**EXERCISE:**
Gather each line of the entries below that includes "role".

**AVAILABLE RECORDS:**
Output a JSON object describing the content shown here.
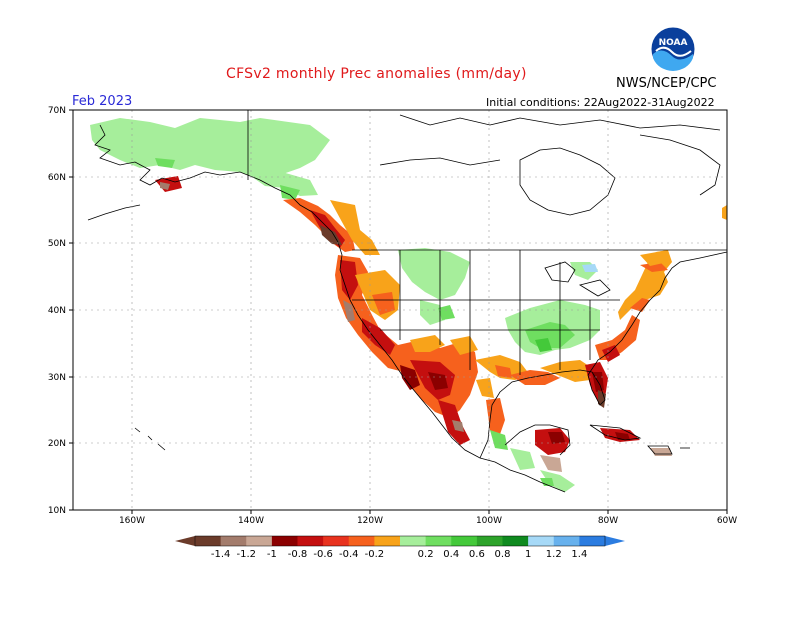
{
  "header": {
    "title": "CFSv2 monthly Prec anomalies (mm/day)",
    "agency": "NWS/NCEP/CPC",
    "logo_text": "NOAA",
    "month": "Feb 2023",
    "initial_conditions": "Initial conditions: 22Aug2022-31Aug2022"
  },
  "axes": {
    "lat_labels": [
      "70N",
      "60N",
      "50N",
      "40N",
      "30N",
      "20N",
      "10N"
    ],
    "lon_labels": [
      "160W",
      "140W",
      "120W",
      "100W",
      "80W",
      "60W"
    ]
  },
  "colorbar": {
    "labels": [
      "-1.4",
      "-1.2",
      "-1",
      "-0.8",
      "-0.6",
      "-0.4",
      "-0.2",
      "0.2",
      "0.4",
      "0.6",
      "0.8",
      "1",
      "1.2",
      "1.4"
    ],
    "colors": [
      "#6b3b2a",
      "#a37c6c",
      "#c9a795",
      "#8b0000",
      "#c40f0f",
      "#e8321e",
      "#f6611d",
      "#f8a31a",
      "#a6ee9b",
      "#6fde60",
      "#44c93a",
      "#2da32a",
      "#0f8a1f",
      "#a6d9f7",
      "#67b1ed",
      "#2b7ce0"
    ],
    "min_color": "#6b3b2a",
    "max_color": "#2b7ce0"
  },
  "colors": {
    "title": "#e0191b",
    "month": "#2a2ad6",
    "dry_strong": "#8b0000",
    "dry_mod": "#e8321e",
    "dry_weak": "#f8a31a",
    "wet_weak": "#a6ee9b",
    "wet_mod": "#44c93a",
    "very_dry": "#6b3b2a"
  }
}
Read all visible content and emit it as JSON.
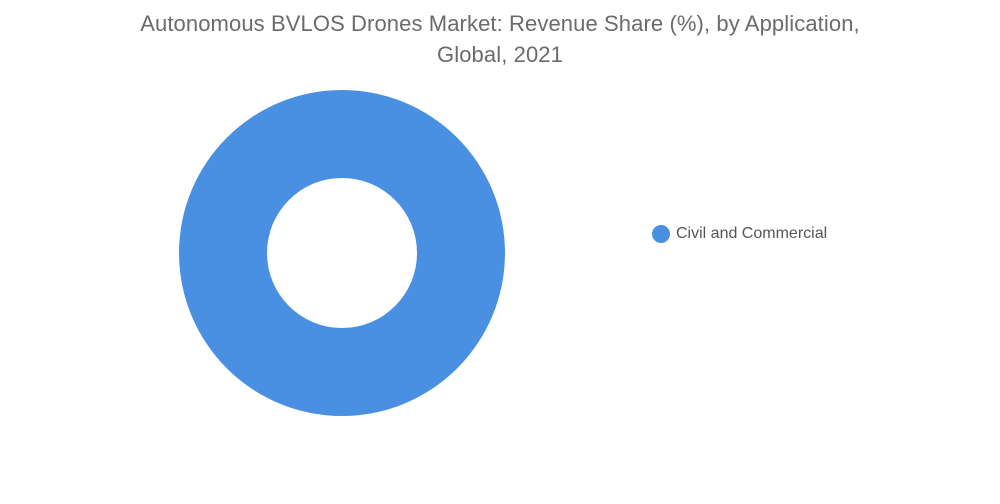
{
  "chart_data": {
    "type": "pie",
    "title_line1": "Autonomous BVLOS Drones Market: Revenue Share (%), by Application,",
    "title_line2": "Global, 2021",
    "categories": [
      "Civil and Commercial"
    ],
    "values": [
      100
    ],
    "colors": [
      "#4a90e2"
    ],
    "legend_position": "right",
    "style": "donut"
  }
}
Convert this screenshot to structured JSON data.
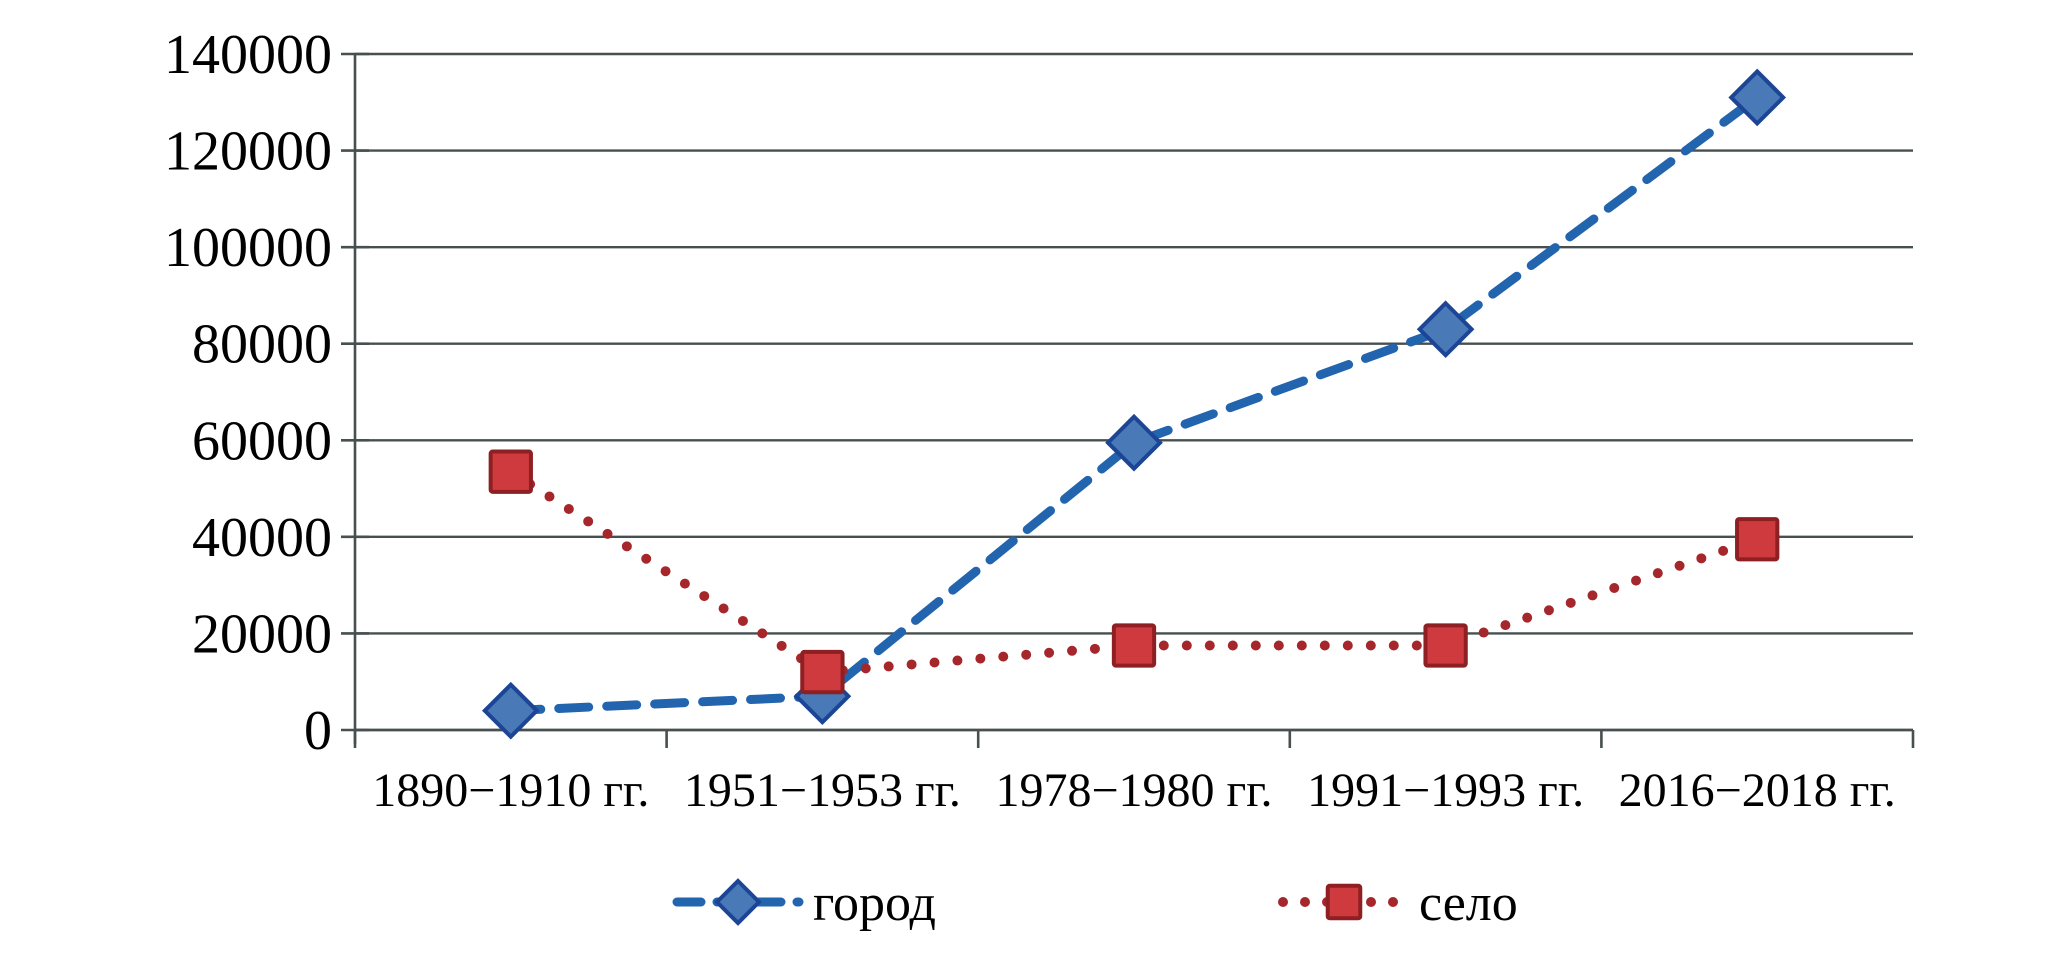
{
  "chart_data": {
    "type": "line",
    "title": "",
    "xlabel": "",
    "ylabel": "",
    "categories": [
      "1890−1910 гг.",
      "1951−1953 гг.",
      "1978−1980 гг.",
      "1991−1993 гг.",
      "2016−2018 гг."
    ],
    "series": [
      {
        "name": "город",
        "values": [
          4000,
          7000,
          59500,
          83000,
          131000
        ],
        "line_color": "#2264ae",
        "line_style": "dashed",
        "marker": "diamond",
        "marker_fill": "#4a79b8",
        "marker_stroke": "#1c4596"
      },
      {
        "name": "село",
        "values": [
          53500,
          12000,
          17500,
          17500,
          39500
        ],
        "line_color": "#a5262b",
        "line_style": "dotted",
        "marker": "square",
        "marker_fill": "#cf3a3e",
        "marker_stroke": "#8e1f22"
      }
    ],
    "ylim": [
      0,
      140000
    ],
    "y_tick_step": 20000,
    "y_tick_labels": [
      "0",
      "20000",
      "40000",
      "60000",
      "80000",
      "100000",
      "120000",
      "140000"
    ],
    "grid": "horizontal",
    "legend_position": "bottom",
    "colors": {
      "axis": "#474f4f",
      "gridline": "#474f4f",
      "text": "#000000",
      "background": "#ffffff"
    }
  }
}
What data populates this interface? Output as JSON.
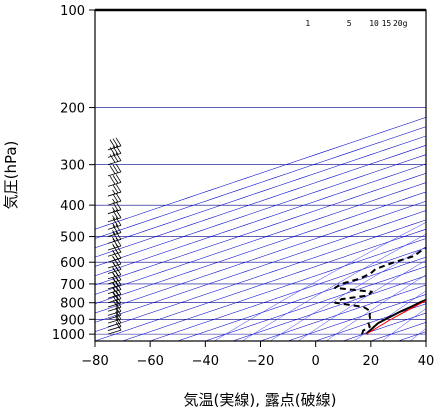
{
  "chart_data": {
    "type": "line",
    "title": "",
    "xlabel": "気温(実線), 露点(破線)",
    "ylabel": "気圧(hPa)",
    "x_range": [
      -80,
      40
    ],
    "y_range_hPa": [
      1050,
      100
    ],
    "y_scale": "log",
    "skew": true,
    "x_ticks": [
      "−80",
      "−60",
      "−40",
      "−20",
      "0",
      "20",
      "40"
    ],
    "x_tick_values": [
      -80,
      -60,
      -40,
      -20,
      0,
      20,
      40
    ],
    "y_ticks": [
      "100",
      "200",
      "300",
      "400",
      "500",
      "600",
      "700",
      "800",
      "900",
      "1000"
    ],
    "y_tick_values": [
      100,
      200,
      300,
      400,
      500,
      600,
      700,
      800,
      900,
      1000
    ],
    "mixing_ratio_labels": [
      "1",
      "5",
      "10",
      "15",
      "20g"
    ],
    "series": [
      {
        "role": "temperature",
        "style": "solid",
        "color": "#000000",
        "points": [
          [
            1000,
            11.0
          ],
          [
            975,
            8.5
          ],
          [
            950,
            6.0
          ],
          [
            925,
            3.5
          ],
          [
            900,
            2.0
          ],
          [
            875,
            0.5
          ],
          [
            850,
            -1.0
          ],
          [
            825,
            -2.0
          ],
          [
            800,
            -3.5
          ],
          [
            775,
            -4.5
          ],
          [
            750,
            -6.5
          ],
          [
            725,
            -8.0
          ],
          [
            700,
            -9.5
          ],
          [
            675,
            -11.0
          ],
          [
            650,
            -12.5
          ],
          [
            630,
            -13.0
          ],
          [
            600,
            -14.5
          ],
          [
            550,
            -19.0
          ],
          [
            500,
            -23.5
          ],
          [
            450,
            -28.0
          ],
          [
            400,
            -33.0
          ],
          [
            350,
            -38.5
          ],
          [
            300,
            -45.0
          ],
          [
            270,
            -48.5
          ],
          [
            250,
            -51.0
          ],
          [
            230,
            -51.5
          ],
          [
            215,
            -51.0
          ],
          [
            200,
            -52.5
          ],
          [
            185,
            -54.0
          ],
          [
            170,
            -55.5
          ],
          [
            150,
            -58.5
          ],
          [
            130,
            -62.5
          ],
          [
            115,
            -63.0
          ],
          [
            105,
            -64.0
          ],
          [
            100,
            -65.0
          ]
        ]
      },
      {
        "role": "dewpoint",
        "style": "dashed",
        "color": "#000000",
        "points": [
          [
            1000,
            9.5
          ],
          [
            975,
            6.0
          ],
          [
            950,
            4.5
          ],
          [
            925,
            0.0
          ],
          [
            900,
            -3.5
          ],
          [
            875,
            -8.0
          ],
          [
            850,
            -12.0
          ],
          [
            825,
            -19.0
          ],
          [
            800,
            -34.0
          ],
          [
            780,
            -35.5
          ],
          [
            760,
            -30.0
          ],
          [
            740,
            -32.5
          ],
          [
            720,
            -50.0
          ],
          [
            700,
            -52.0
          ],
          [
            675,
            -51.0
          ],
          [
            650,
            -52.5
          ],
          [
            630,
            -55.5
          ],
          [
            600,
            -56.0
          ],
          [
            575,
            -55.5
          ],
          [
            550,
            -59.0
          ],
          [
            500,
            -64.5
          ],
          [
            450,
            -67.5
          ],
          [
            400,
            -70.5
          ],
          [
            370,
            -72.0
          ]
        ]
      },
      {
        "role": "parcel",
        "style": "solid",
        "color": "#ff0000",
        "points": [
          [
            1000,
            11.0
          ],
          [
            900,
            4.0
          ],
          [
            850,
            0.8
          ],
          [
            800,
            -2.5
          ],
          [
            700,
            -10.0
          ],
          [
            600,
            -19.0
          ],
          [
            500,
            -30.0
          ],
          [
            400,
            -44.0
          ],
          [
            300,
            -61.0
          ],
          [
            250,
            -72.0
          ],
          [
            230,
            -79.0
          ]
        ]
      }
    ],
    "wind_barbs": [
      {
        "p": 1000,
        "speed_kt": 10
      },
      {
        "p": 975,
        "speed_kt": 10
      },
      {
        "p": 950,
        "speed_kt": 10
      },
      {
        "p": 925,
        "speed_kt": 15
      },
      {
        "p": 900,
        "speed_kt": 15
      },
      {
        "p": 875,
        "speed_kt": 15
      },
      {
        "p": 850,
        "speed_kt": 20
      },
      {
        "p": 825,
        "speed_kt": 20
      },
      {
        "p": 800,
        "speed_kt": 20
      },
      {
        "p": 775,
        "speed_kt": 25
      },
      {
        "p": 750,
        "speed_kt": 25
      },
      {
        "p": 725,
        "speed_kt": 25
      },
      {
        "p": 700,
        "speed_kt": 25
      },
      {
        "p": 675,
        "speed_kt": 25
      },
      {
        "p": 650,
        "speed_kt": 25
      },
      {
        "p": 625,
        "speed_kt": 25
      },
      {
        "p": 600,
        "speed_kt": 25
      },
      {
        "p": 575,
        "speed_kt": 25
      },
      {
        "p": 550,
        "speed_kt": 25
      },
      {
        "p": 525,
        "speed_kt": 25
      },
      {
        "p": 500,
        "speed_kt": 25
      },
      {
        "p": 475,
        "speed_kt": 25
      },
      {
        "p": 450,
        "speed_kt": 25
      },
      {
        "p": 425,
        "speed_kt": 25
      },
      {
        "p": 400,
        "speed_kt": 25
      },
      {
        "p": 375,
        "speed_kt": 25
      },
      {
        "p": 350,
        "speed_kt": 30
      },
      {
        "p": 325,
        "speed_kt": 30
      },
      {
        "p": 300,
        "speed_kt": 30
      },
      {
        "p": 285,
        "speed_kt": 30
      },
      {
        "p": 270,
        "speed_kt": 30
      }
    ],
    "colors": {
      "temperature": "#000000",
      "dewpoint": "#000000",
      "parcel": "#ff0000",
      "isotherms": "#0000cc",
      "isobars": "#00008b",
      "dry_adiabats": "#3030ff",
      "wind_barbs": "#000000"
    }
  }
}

**WRITTEN ANSWER:**
        "role": "temperature",
        "role": "dewpoint",
        "role": "parcel",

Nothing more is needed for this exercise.